> Task directions: Write out the listing exactly as it is given.

> Data for processing:
▼▼▼

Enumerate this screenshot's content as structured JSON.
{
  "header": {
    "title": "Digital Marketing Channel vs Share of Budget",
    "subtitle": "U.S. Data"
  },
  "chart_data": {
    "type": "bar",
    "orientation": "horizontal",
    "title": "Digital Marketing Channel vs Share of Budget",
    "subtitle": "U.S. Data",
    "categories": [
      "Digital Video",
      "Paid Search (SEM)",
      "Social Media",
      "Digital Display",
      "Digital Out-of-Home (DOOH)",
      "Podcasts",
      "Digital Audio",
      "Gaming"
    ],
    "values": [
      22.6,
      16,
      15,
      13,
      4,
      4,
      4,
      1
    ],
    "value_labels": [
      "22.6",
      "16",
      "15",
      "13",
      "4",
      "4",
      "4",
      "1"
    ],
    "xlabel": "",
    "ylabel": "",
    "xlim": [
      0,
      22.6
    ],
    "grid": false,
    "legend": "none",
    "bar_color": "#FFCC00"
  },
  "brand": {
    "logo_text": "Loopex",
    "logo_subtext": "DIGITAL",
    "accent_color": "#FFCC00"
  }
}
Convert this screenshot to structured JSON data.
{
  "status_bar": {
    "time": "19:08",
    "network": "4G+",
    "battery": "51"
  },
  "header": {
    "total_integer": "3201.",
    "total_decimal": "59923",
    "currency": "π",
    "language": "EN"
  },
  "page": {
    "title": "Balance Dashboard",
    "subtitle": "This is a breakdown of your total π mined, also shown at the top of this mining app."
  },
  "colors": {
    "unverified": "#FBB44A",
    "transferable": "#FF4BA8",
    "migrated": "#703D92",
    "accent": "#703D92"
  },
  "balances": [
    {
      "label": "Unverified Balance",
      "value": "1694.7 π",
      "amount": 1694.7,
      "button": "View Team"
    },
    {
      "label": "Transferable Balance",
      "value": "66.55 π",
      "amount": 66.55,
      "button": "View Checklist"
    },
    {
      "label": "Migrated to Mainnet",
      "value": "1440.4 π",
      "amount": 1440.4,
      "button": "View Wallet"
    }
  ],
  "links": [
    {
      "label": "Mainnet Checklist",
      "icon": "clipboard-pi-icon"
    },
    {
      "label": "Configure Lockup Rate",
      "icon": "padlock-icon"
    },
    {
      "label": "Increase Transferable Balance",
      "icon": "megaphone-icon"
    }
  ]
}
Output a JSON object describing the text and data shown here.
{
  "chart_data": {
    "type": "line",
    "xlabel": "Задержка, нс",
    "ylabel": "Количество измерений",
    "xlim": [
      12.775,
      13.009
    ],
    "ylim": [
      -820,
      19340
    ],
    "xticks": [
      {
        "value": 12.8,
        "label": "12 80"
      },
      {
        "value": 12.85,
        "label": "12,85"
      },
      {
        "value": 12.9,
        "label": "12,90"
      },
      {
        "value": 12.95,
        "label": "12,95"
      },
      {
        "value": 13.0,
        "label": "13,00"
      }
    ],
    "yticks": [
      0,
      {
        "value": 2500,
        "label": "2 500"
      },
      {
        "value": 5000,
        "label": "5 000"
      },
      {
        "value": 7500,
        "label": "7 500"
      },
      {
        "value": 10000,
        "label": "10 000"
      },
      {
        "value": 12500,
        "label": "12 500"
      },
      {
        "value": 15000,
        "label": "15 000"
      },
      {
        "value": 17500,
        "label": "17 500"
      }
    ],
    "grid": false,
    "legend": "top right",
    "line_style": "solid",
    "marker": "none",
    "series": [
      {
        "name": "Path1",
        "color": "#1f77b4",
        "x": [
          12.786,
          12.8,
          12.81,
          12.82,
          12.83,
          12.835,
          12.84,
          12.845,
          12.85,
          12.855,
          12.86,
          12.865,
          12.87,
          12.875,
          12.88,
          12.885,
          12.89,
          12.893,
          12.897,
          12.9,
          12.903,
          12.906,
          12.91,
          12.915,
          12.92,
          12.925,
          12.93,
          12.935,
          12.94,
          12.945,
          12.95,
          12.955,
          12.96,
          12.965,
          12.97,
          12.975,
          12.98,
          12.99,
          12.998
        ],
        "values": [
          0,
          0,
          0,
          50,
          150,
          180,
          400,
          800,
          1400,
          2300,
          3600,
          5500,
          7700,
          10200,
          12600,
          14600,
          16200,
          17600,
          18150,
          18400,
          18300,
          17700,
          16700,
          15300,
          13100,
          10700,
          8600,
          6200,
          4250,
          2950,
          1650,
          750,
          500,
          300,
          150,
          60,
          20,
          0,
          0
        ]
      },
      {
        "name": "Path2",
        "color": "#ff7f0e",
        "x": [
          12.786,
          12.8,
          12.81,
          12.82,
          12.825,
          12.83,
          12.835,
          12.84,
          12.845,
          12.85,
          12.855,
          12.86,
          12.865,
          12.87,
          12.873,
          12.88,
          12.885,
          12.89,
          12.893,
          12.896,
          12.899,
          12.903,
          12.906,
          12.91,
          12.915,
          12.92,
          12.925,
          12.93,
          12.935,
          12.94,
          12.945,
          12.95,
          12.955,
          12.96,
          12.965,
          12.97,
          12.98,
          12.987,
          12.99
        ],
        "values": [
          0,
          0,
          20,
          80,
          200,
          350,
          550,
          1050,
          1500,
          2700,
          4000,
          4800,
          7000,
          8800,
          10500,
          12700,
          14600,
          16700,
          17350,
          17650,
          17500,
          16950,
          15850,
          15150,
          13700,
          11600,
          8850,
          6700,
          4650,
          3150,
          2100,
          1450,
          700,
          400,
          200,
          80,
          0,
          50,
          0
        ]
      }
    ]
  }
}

▲▲▲

> Answer in full:
Enumerate this screenshot's content as structured JSON.
{
  "header": {
    "title": "Digital Marketing Channel vs Share of Budget",
    "subtitle": "U.S. Data"
  },
  "chart_data": {
    "type": "bar",
    "orientation": "horizontal",
    "title": "Digital Marketing Channel vs Share of Budget",
    "subtitle": "U.S. Data",
    "categories": [
      "Digital Video",
      "Paid Search (SEM)",
      "Social Media",
      "Digital Display",
      "Digital Out-of-Home (DOOH)",
      "Podcasts",
      "Digital Audio",
      "Gaming"
    ],
    "values": [
      22.6,
      16,
      15,
      13,
      4,
      4,
      4,
      1
    ],
    "value_labels": [
      "22.6",
      "16",
      "15",
      "13",
      "4",
      "4",
      "4",
      "1"
    ],
    "xlabel": "",
    "ylabel": "",
    "xlim": [
      0,
      22.6
    ],
    "grid": false,
    "legend": "none",
    "bar_color": "#FFCC00"
  },
  "brand": {
    "logo_text": "Loopex",
    "logo_subtext": "DIGITAL",
    "accent_color": "#FFCC00"
  }
}
Convert this screenshot to structured JSON data.
{
  "status_bar": {
    "time": "19:08",
    "network": "4G+",
    "battery": "51"
  },
  "header": {
    "total_integer": "3201.",
    "total_decimal": "59923",
    "currency": "π",
    "language": "EN"
  },
  "page": {
    "title": "Balance Dashboard",
    "subtitle": "This is a breakdown of your total π mined, also shown at the top of this mining app."
  },
  "colors": {
    "unverified": "#FBB44A",
    "transferable": "#FF4BA8",
    "migrated": "#703D92",
    "accent": "#703D92"
  },
  "balances": [
    {
      "label": "Unverified Balance",
      "value": "1694.7 π",
      "amount": 1694.7,
      "button": "View Team"
    },
    {
      "label": "Transferable Balance",
      "value": "66.55 π",
      "amount": 66.55,
      "button": "View Checklist"
    },
    {
      "label": "Migrated to Mainnet",
      "value": "1440.4 π",
      "amount": 1440.4,
      "button": "View Wallet"
    }
  ],
  "links": [
    {
      "label": "Mainnet Checklist",
      "icon": "clipboard-pi-icon"
    },
    {
      "label": "Configure Lockup Rate",
      "icon": "padlock-icon"
    },
    {
      "label": "Increase Transferable Balance",
      "icon": "megaphone-icon"
    }
  ]
}
Output a JSON object describing the text and data shown here.
{
  "chart_data": {
    "type": "line",
    "xlabel": "Задержка, нс",
    "ylabel": "Количество измерений",
    "xlim": [
      12.775,
      13.009
    ],
    "ylim": [
      -820,
      19340
    ],
    "xticks": [
      {
        "value": 12.8,
        "label": "12 80"
      },
      {
        "value": 12.85,
        "label": "12,85"
      },
      {
        "value": 12.9,
        "label": "12,90"
      },
      {
        "value": 12.95,
        "label": "12,95"
      },
      {
        "value": 13.0,
        "label": "13,00"
      }
    ],
    "yticks": [
      0,
      {
        "value": 2500,
        "label": "2 500"
      },
      {
        "value": 5000,
        "label": "5 000"
      },
      {
        "value": 7500,
        "label": "7 500"
      },
      {
        "value": 10000,
        "label": "10 000"
      },
      {
        "value": 12500,
        "label": "12 500"
      },
      {
        "value": 15000,
        "label": "15 000"
      },
      {
        "value": 17500,
        "label": "17 500"
      }
    ],
    "grid": false,
    "legend": "top right",
    "line_style": "solid",
    "marker": "none",
    "series": [
      {
        "name": "Path1",
        "color": "#1f77b4",
        "x": [
          12.786,
          12.8,
          12.81,
          12.82,
          12.83,
          12.835,
          12.84,
          12.845,
          12.85,
          12.855,
          12.86,
          12.865,
          12.87,
          12.875,
          12.88,
          12.885,
          12.89,
          12.893,
          12.897,
          12.9,
          12.903,
          12.906,
          12.91,
          12.915,
          12.92,
          12.925,
          12.93,
          12.935,
          12.94,
          12.945,
          12.95,
          12.955,
          12.96,
          12.965,
          12.97,
          12.975,
          12.98,
          12.99,
          12.998
        ],
        "values": [
          0,
          0,
          0,
          50,
          150,
          180,
          400,
          800,
          1400,
          2300,
          3600,
          5500,
          7700,
          10200,
          12600,
          14600,
          16200,
          17600,
          18150,
          18400,
          18300,
          17700,
          16700,
          15300,
          13100,
          10700,
          8600,
          6200,
          4250,
          2950,
          1650,
          750,
          500,
          300,
          150,
          60,
          20,
          0,
          0
        ]
      },
      {
        "name": "Path2",
        "color": "#ff7f0e",
        "x": [
          12.786,
          12.8,
          12.81,
          12.82,
          12.825,
          12.83,
          12.835,
          12.84,
          12.845,
          12.85,
          12.855,
          12.86,
          12.865,
          12.87,
          12.873,
          12.88,
          12.885,
          12.89,
          12.893,
          12.896,
          12.899,
          12.903,
          12.906,
          12.91,
          12.915,
          12.92,
          12.925,
          12.93,
          12.935,
          12.94,
          12.945,
          12.95,
          12.955,
          12.96,
          12.965,
          12.97,
          12.98,
          12.987,
          12.99
        ],
        "values": [
          0,
          0,
          20,
          80,
          200,
          350,
          550,
          1050,
          1500,
          2700,
          4000,
          4800,
          7000,
          8800,
          10500,
          12700,
          14600,
          16700,
          17350,
          17650,
          17500,
          16950,
          15850,
          15150,
          13700,
          11600,
          8850,
          6700,
          4650,
          3150,
          2100,
          1450,
          700,
          400,
          200,
          80,
          0,
          50,
          0
        ]
      }
    ]
  }
}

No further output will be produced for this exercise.